● Given instruction:
For each line below that includes the word "ffffff", make a copy.

● Task input:
__________________________________________________

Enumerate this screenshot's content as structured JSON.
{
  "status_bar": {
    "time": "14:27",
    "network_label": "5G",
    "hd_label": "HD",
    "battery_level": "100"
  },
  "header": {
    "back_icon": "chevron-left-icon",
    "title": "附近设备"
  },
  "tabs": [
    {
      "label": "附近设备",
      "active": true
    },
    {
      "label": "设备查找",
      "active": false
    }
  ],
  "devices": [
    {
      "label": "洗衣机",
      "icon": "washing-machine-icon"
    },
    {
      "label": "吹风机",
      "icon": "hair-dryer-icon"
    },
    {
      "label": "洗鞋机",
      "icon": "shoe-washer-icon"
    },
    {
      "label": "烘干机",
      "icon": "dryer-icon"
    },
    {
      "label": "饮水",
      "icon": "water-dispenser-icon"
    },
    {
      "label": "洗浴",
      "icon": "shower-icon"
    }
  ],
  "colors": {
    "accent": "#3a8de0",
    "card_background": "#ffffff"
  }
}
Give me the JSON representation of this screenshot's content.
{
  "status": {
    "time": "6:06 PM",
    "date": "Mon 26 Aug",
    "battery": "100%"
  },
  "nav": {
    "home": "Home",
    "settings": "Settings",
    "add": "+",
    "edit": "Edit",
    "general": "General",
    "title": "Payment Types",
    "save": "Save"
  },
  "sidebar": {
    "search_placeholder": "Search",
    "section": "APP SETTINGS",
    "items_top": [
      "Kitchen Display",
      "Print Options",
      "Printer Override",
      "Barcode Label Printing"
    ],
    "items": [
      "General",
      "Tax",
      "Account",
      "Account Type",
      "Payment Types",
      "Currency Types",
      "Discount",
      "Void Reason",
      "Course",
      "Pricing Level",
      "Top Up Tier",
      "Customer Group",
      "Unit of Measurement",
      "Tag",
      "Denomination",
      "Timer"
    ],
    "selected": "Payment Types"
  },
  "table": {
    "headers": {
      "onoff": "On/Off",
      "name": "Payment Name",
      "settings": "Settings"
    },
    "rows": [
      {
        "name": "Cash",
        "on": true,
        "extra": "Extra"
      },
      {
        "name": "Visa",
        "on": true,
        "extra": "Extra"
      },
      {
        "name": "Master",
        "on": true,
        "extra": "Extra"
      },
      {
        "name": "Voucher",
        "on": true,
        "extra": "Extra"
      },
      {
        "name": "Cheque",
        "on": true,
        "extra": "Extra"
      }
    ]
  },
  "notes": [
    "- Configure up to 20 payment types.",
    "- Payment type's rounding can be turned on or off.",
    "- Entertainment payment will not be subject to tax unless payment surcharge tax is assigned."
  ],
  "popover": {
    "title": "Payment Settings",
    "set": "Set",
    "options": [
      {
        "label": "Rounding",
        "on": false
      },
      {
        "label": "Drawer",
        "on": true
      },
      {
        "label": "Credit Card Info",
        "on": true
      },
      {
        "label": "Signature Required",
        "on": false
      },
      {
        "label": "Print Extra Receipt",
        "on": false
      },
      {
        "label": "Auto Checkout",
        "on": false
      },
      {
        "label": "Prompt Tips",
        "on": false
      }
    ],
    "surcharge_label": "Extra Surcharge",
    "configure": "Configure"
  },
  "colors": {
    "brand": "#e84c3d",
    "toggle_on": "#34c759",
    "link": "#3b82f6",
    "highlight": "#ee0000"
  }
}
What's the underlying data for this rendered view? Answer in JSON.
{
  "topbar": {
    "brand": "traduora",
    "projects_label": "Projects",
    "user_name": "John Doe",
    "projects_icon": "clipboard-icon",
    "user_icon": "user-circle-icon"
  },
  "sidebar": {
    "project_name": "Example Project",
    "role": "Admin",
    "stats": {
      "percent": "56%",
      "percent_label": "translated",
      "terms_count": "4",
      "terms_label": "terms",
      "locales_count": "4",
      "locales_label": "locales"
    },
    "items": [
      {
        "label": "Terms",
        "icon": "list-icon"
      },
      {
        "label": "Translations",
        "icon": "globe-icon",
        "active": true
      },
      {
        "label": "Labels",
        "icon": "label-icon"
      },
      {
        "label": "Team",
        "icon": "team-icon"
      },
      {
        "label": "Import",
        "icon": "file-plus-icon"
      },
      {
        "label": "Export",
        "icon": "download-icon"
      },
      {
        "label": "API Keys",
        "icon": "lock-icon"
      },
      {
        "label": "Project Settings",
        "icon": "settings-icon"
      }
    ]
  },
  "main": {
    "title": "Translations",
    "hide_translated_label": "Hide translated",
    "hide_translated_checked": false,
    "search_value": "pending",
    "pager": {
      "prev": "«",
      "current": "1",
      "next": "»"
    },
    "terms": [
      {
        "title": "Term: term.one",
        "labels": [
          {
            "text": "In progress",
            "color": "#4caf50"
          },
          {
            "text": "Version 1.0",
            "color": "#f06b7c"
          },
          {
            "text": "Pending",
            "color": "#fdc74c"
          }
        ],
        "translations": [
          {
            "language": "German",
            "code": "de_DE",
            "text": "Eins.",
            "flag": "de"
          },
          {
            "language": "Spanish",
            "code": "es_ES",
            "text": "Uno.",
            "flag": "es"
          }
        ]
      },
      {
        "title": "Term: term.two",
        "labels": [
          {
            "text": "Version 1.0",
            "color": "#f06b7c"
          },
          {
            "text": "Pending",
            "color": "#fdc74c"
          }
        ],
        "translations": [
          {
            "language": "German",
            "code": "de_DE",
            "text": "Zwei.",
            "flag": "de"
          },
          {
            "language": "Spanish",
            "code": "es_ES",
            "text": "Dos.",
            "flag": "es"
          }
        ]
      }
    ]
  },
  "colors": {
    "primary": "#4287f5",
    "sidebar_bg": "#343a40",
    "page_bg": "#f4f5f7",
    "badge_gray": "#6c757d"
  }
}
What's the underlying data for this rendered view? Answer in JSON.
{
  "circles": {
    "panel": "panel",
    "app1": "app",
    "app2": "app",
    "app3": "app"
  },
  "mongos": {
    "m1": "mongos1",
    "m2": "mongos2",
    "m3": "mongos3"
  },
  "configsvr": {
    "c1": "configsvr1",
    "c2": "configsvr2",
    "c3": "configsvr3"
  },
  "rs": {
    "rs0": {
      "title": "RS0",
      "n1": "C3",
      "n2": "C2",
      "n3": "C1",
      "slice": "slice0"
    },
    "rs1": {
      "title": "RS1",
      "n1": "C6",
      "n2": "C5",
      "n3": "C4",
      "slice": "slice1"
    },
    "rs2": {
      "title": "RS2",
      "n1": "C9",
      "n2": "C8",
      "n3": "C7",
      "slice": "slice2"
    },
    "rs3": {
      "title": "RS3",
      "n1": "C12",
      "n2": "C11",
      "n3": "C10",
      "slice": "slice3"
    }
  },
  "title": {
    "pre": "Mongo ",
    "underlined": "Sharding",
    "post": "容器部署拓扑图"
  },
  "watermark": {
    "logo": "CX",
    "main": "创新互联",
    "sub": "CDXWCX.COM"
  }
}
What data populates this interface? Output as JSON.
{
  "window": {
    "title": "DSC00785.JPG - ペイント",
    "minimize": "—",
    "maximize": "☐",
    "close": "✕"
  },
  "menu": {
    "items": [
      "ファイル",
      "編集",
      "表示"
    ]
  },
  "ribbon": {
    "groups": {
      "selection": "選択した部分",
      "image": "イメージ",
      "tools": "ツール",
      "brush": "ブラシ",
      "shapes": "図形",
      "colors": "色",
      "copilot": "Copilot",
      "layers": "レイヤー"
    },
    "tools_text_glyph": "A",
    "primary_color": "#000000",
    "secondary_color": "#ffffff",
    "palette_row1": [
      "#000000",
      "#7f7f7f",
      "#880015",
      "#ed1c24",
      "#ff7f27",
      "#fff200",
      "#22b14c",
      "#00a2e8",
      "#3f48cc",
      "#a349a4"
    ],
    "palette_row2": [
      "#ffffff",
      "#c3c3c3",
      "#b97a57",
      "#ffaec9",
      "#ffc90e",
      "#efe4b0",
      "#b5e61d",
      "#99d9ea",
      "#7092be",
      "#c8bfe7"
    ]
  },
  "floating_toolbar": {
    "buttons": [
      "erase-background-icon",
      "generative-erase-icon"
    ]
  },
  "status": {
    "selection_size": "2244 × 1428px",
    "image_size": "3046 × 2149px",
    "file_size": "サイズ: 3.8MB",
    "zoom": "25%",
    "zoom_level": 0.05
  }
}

__________________________________________________

● Reply to the exercise:
    "card_background": "#ffffff"
    "secondary_color": "#ffffff",
      "#ffffff",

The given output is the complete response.